*** DATA PROVIDED
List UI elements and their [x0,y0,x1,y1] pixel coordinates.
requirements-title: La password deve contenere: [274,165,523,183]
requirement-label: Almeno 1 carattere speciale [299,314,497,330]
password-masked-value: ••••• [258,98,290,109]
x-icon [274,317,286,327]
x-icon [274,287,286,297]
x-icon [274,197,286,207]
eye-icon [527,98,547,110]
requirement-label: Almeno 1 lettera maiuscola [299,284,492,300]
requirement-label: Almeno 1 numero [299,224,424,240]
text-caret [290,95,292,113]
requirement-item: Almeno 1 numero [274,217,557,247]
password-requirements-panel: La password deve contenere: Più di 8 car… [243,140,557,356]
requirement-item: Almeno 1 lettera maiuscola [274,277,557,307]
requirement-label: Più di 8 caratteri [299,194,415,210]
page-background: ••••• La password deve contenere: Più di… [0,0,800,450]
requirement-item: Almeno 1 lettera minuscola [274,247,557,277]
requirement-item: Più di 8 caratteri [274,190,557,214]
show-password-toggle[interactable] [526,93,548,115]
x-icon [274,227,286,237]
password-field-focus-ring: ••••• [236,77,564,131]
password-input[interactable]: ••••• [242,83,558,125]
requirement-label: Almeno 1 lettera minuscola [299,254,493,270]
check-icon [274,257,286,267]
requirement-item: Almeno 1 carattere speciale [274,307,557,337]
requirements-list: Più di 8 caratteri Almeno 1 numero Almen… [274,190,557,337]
******
▶ [EXERCISE GOAL]: Reproduce the records above, substituting "cross-icon" for every occurrence of "x-icon" and leaving everything else unchanged.

▶ [COMPLETED EXERCISE]:
List UI elements and their [x0,y0,x1,y1] pixel coordinates.
requirements-title: La password deve contenere: [274,165,523,183]
requirement-label: Almeno 1 carattere speciale [299,314,497,330]
password-masked-value: ••••• [258,98,290,109]
cross-icon [274,317,286,327]
cross-icon [274,287,286,297]
cross-icon [274,197,286,207]
eye-icon [527,98,547,110]
requirement-label: Almeno 1 lettera maiuscola [299,284,492,300]
requirement-label: Almeno 1 numero [299,224,424,240]
text-caret [290,95,292,113]
requirement-item: Almeno 1 numero [274,217,557,247]
password-requirements-panel: La password deve contenere: Più di 8 car… [243,140,557,356]
requirement-item: Almeno 1 lettera maiuscola [274,277,557,307]
requirement-label: Più di 8 caratteri [299,194,415,210]
page-background: ••••• La password deve contenere: Più di… [0,0,800,450]
requirement-item: Almeno 1 lettera minuscola [274,247,557,277]
requirement-item: Più di 8 caratteri [274,190,557,214]
show-password-toggle[interactable] [526,93,548,115]
cross-icon [274,227,286,237]
password-field-focus-ring: ••••• [236,77,564,131]
password-input[interactable]: ••••• [242,83,558,125]
requirement-label: Almeno 1 lettera minuscola [299,254,493,270]
check-icon [274,257,286,267]
requirement-item: Almeno 1 carattere speciale [274,307,557,337]
requirements-list: Più di 8 caratteri Almeno 1 numero Almen… [274,190,557,337]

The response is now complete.